**Material shown**:
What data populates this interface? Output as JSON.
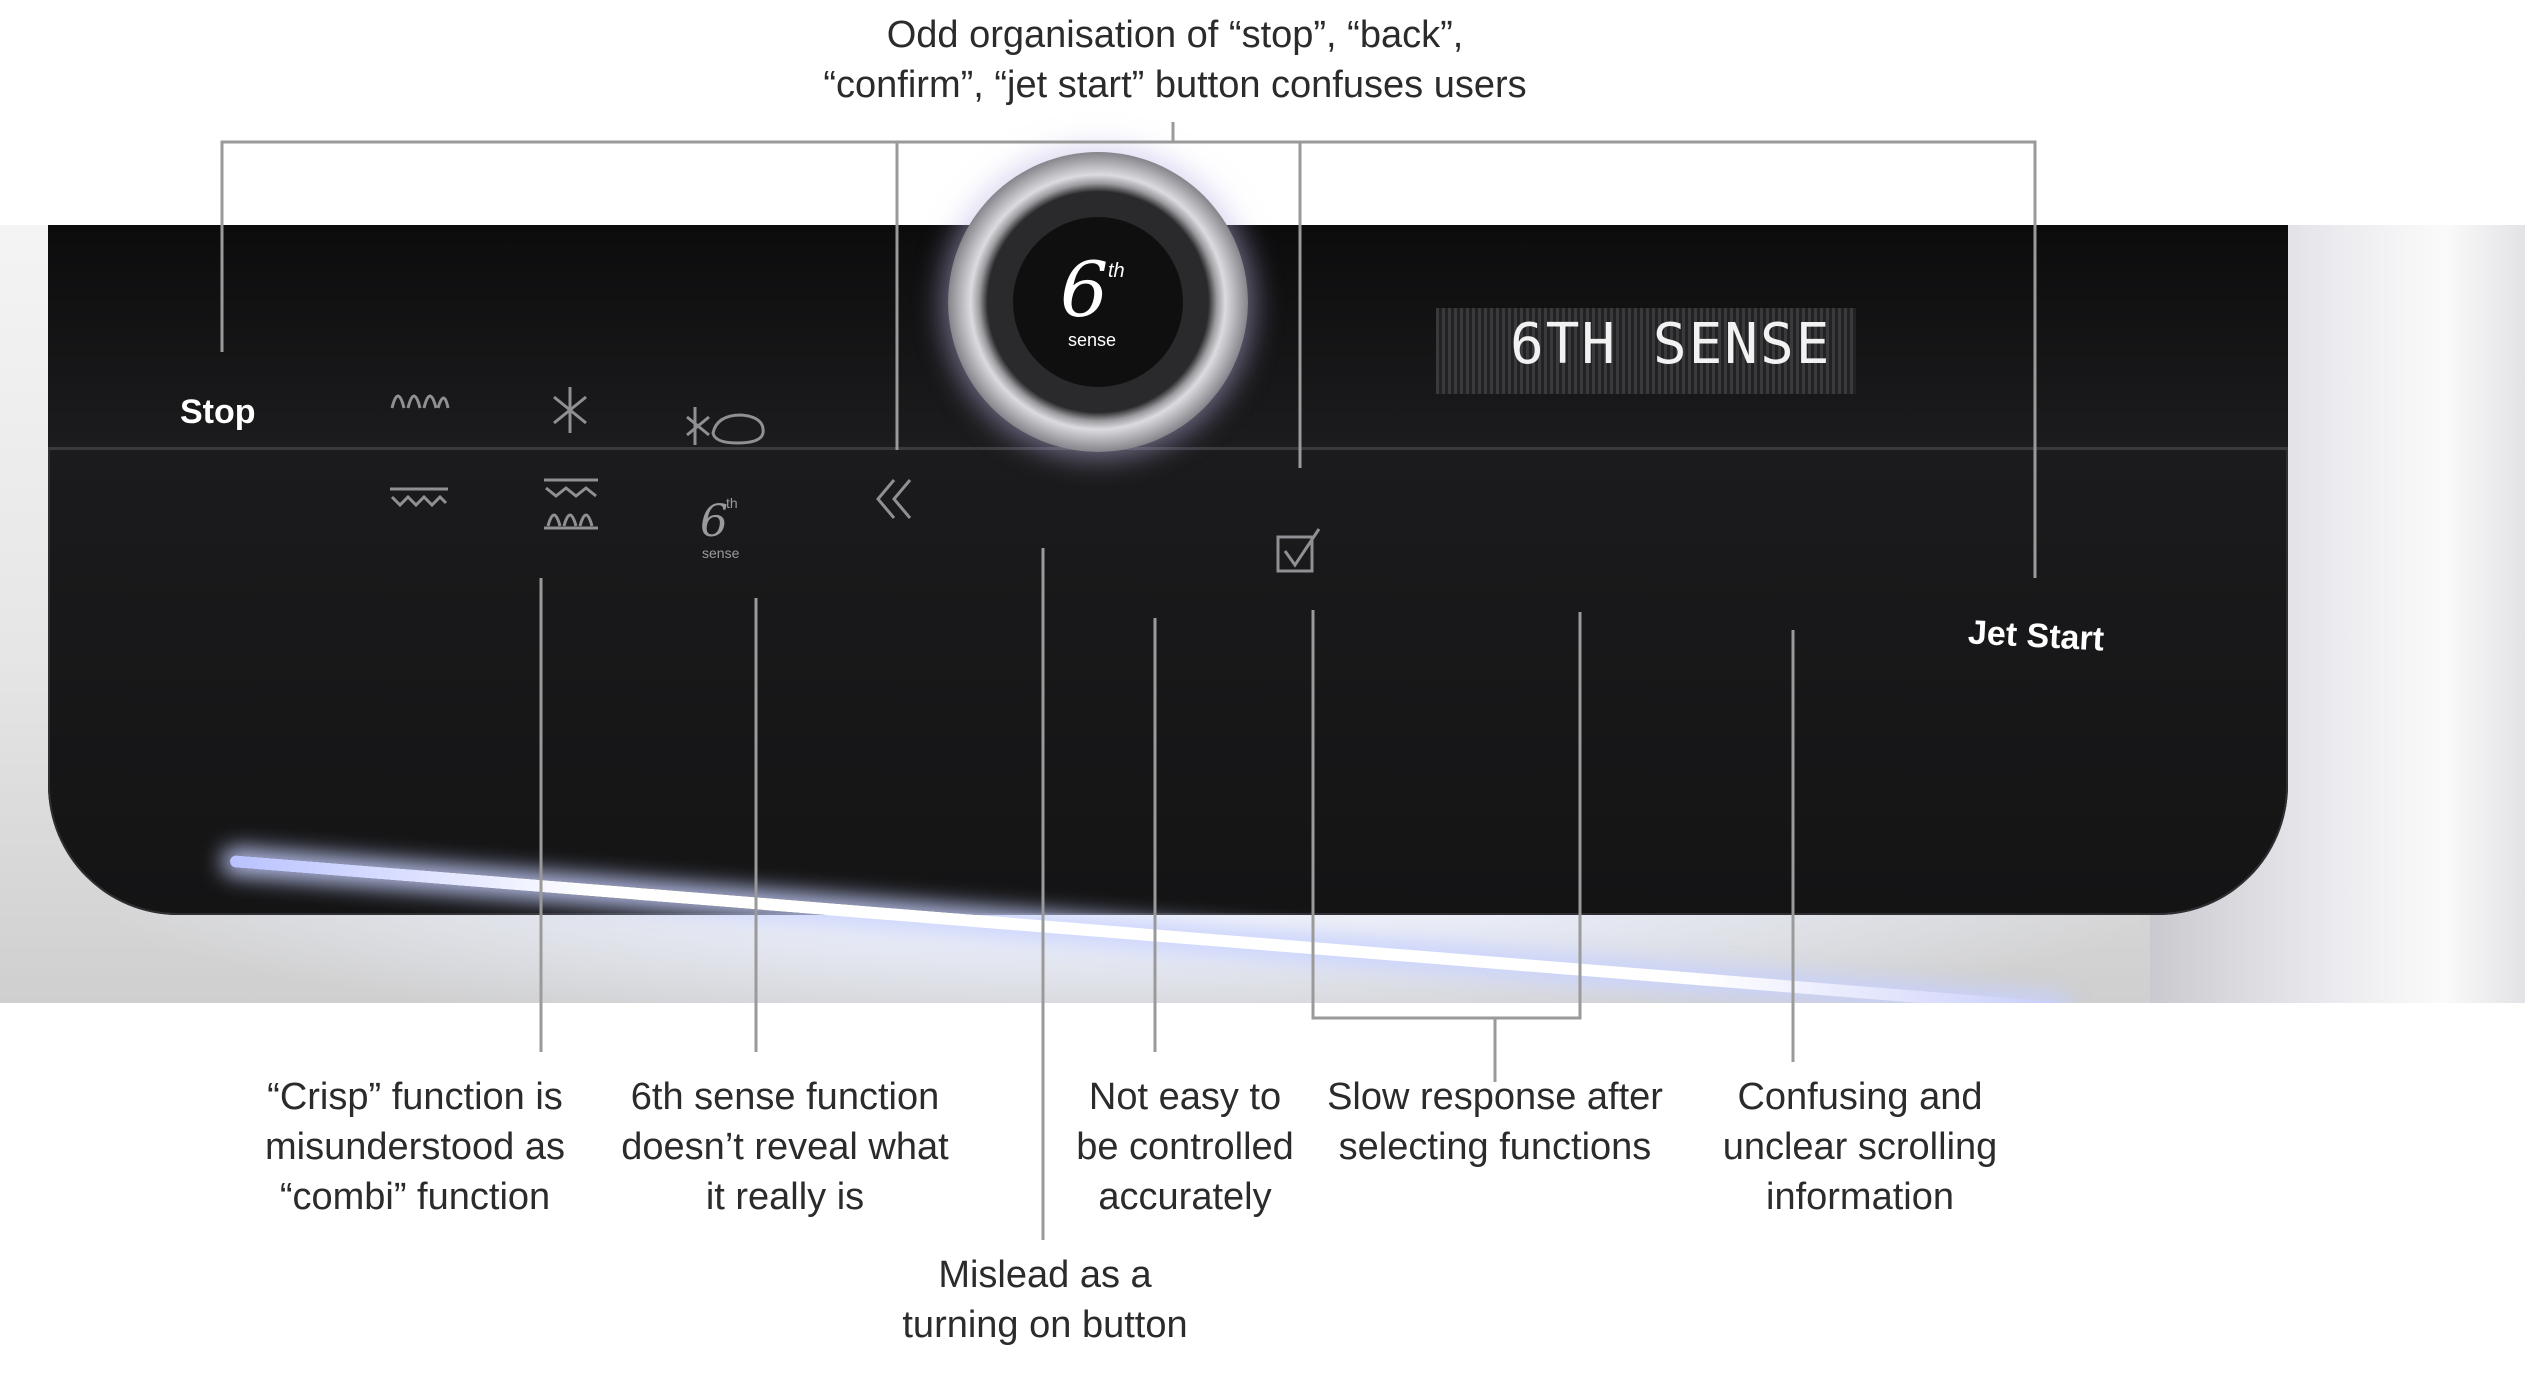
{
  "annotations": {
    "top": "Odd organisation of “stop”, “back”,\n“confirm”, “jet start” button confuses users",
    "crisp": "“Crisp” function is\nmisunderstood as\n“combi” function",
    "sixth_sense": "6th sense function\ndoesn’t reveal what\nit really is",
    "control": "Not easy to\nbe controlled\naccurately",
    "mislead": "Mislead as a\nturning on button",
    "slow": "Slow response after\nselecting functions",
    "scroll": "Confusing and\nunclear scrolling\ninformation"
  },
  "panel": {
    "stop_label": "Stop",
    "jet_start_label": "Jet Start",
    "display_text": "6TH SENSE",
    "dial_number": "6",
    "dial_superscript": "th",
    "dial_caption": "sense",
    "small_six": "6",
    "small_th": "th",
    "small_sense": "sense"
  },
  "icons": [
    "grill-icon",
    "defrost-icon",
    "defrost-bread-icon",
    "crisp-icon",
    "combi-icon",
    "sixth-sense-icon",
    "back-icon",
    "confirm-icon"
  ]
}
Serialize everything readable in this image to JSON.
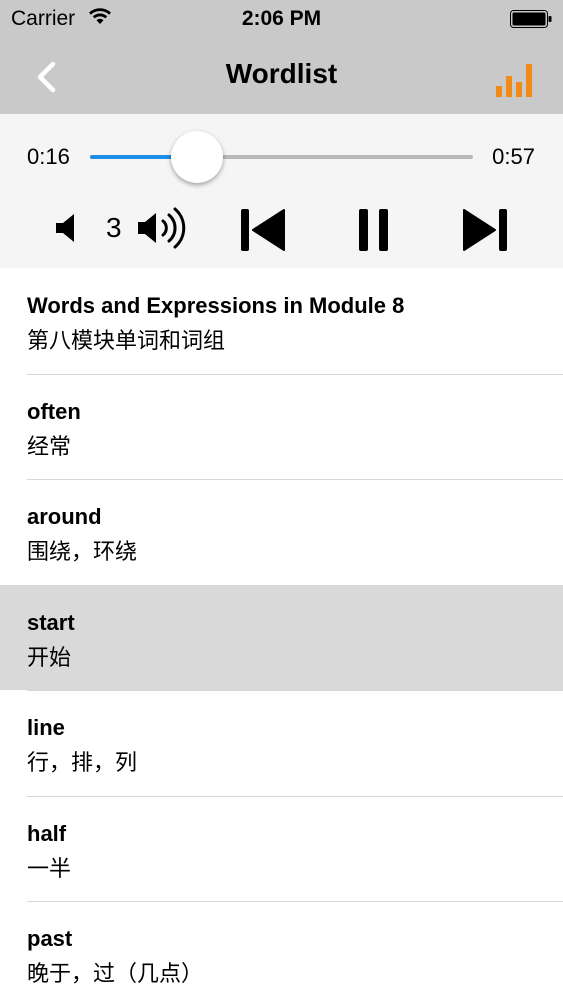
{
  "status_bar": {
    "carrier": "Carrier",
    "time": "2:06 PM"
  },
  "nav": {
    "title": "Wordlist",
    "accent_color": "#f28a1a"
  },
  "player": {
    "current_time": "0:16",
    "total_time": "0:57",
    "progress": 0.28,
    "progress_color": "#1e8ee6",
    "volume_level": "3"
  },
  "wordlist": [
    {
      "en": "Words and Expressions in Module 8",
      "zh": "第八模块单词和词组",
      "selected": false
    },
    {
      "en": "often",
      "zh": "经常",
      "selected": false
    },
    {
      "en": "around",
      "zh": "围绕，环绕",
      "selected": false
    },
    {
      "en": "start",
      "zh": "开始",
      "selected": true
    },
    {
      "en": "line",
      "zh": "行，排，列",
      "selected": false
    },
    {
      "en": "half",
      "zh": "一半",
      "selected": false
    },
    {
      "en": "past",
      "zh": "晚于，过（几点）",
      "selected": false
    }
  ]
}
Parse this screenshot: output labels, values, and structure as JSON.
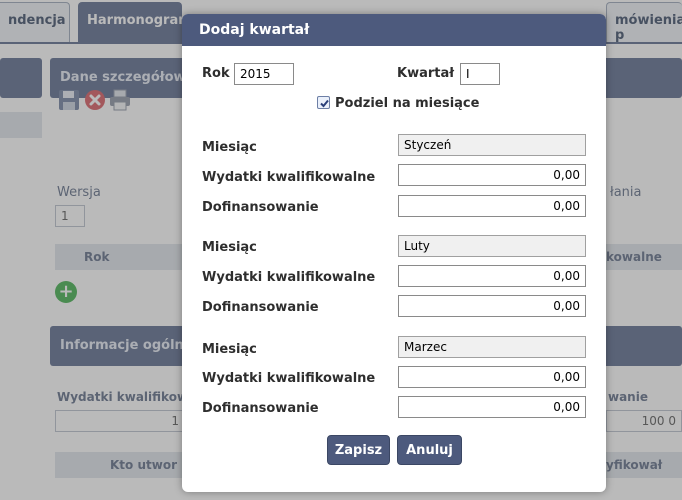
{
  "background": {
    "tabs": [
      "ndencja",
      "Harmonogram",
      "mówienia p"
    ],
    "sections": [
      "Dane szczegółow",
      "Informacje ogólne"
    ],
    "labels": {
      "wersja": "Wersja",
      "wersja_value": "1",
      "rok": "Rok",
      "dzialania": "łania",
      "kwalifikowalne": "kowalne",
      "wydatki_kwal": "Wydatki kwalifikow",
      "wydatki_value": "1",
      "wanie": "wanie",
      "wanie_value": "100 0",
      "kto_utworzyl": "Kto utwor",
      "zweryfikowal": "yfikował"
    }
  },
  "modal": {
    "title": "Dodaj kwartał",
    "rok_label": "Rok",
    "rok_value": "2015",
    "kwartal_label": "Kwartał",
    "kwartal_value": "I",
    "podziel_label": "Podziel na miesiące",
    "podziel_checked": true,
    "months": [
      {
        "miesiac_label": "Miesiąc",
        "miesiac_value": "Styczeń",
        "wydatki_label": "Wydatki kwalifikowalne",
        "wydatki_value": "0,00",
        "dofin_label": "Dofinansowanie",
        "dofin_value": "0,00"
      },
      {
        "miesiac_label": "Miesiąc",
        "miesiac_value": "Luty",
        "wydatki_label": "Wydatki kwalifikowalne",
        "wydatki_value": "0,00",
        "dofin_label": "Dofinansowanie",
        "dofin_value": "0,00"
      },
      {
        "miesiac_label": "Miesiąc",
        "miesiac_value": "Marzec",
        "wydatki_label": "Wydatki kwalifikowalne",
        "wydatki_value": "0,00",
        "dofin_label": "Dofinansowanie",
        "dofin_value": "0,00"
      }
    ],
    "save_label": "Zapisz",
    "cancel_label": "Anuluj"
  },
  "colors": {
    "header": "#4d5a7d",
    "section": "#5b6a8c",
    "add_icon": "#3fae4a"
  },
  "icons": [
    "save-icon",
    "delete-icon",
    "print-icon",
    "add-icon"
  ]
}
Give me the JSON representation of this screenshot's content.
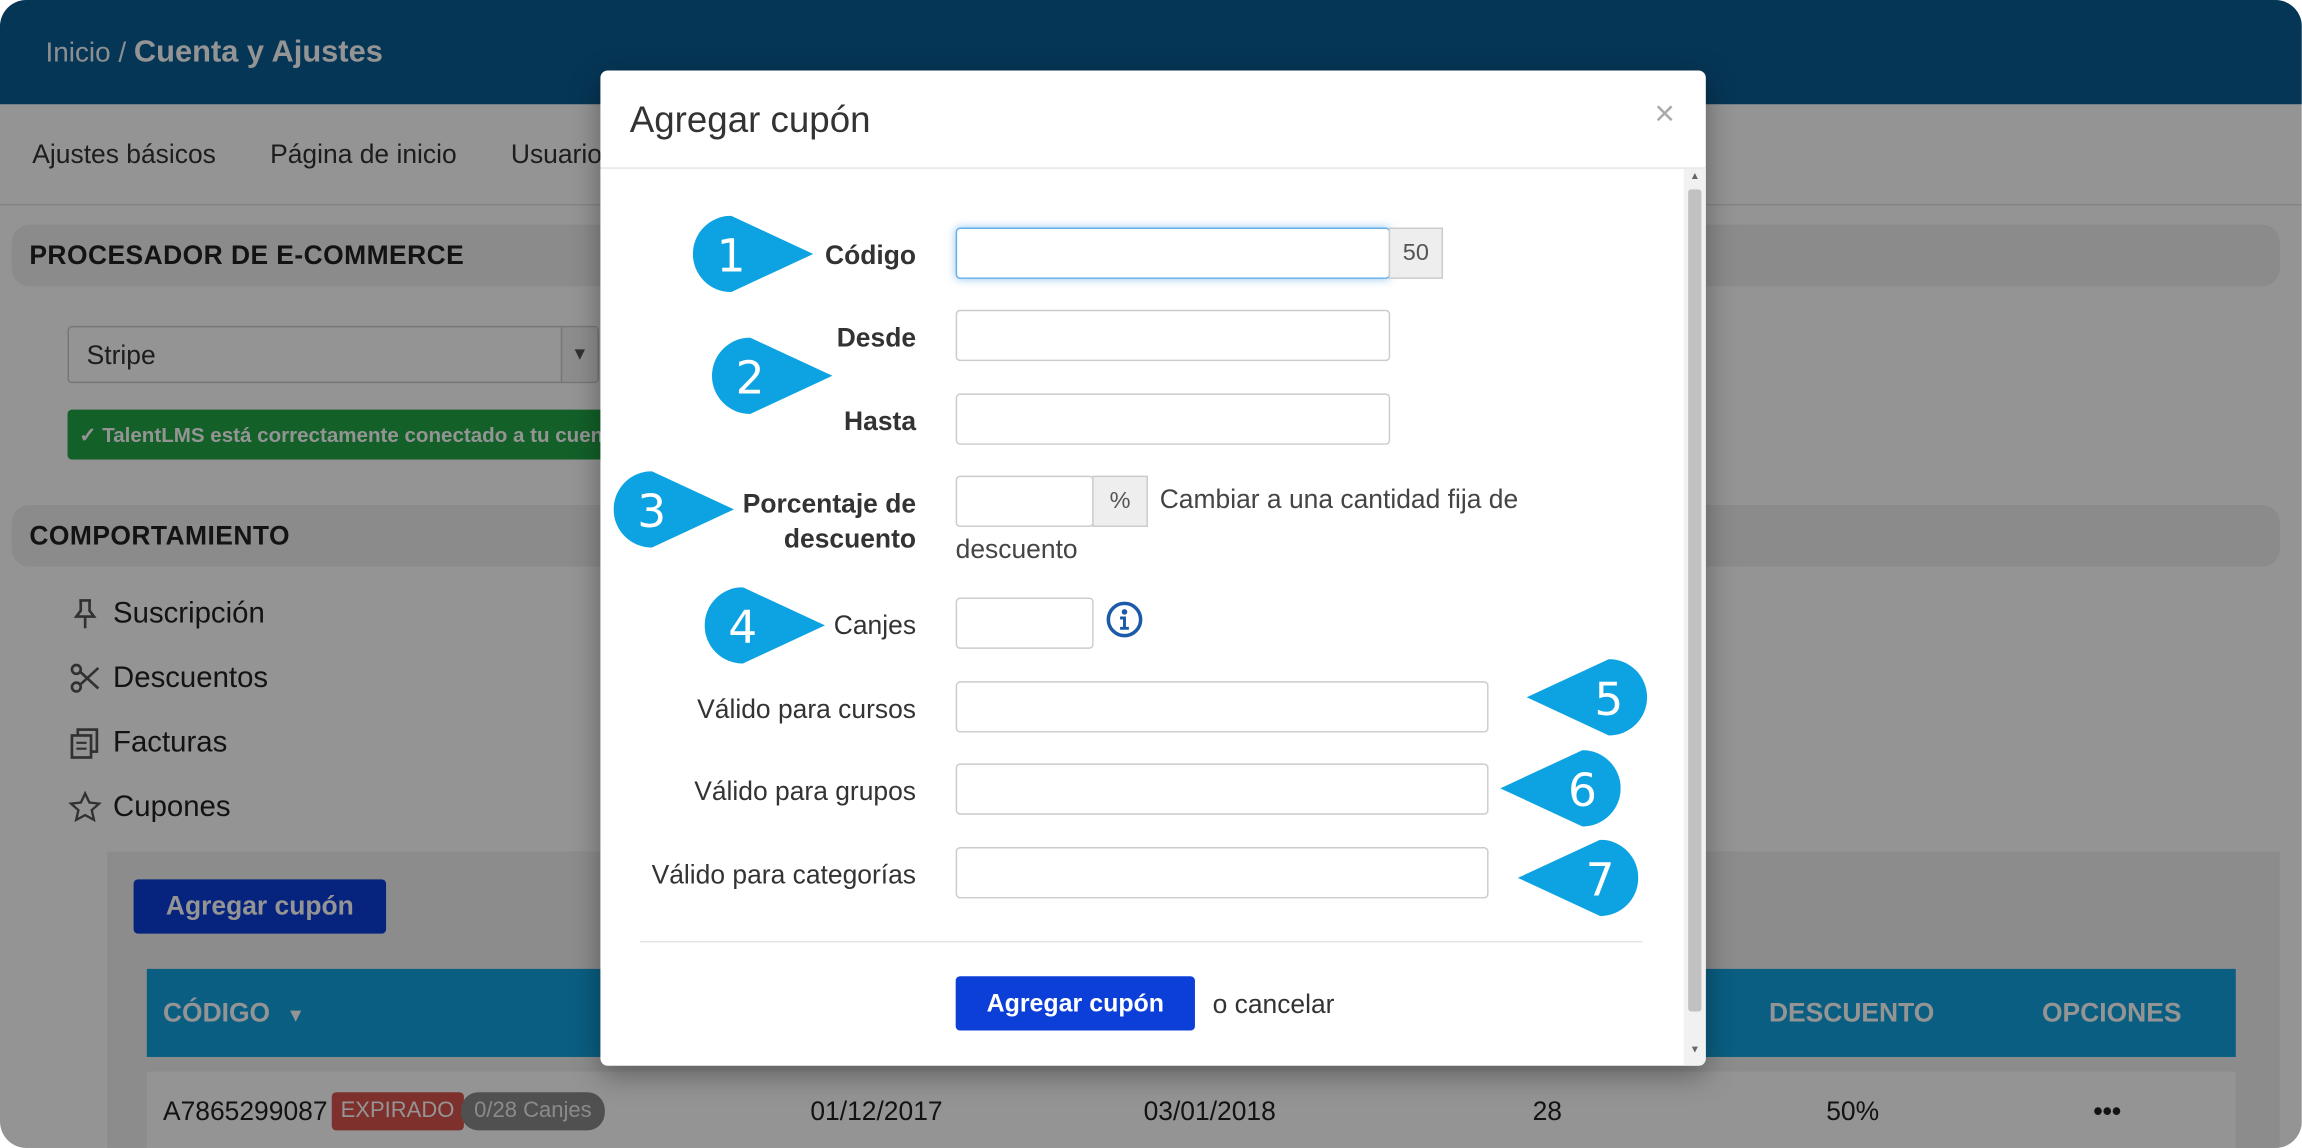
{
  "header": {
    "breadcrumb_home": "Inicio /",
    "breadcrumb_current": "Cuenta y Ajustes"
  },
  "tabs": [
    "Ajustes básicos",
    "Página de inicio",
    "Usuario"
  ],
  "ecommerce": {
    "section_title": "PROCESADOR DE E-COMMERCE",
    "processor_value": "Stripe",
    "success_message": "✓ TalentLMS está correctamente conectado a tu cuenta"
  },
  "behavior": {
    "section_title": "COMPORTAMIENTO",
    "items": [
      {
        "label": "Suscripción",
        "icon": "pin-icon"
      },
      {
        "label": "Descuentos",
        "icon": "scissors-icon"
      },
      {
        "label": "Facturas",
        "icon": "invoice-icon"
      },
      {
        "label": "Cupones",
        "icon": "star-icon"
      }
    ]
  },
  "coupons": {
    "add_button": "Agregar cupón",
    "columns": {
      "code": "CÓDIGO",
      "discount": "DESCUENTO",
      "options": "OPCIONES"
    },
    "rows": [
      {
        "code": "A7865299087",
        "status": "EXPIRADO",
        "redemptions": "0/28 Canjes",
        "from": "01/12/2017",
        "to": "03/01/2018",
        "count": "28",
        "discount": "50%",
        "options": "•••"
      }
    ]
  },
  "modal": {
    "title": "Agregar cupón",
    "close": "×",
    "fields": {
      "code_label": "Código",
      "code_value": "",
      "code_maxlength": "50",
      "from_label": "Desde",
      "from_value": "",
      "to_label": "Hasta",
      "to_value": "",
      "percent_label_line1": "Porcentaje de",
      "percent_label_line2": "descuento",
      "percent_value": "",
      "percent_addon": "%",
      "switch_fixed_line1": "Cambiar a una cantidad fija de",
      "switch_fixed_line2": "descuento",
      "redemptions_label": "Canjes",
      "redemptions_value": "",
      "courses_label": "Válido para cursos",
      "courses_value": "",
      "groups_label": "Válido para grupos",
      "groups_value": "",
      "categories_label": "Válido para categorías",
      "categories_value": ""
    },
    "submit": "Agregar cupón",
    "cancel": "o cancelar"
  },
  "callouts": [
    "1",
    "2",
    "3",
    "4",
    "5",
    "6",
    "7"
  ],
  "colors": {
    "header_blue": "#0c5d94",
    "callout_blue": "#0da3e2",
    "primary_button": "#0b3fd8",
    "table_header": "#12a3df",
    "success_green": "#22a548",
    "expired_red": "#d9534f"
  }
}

**Job**: Tally every line of the data that holds the word "this" and write the count alone.

**The response**: 4